WRITTEN REQUEST -
Type out all the records word for word. Any pictures are to be left out.

SUPPLIED DATA -
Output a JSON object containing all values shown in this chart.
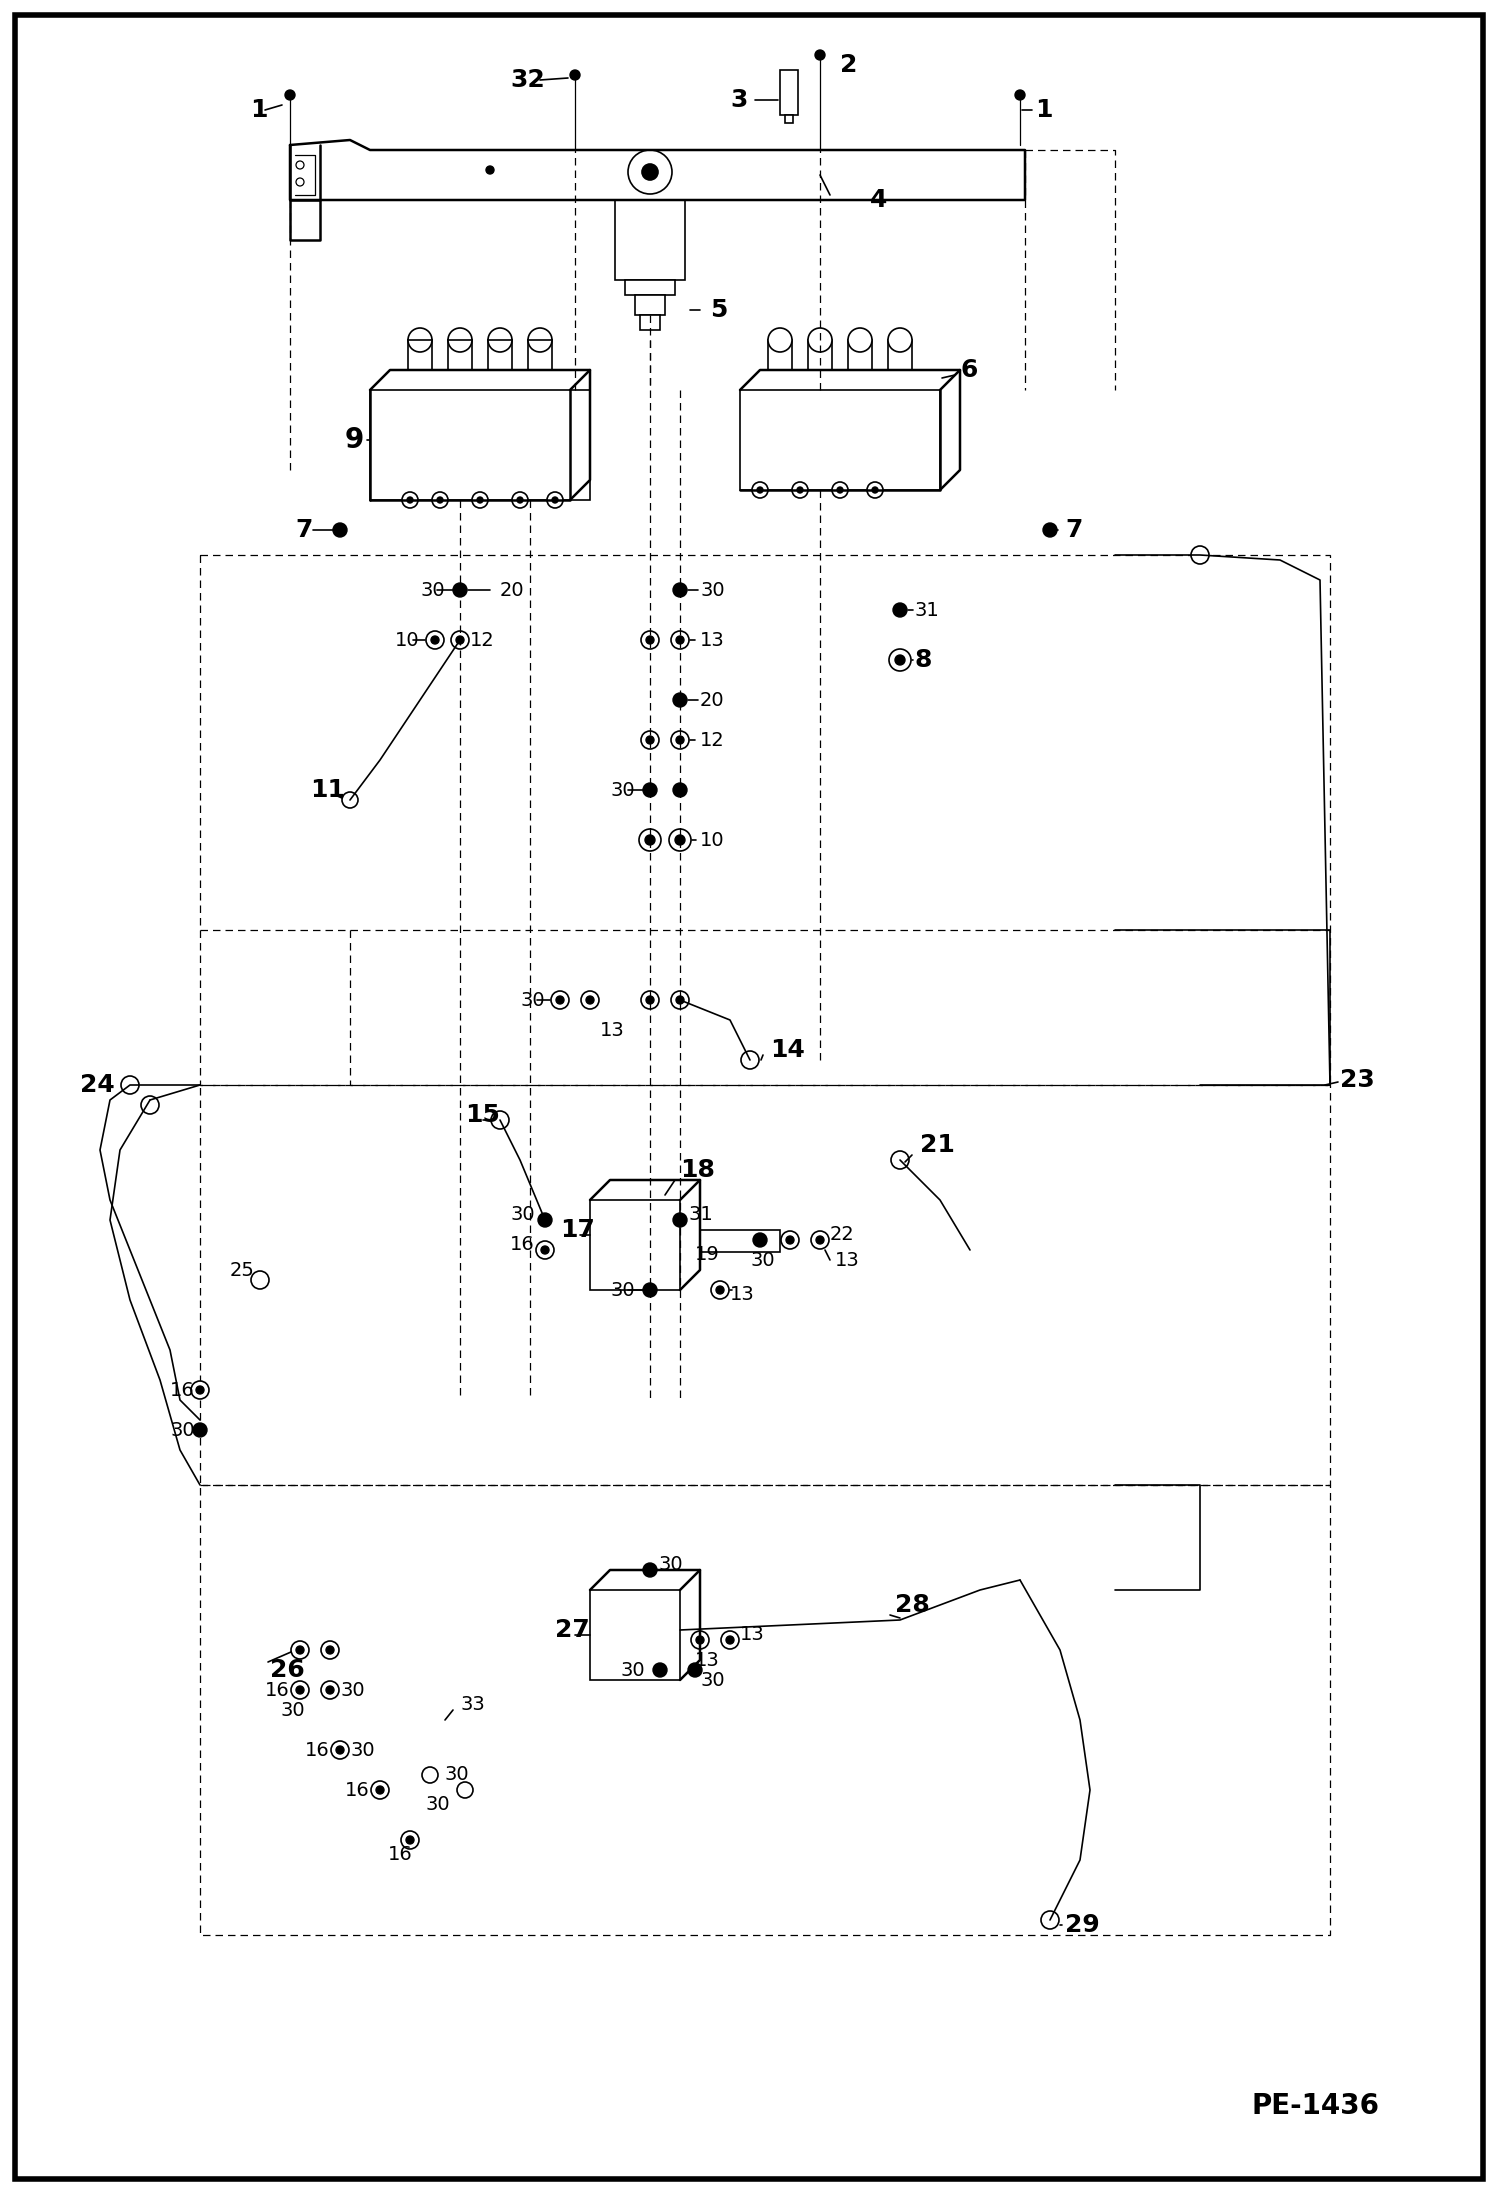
{
  "background_color": "#ffffff",
  "border_color": "#000000",
  "page_label": "PE-1436",
  "fig_width": 14.98,
  "fig_height": 21.94,
  "dpi": 100,
  "xlim": [
    0,
    1498
  ],
  "ylim": [
    0,
    2194
  ]
}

EXERCISE RESPONSE -
Output a JSON object containing all values shown in this chart.
{
  "background_color": "#ffffff",
  "border_color": "#000000",
  "page_label": "PE-1436",
  "fig_width": 14.98,
  "fig_height": 21.94,
  "dpi": 100,
  "xlim": [
    0,
    1498
  ],
  "ylim": [
    0,
    2194
  ]
}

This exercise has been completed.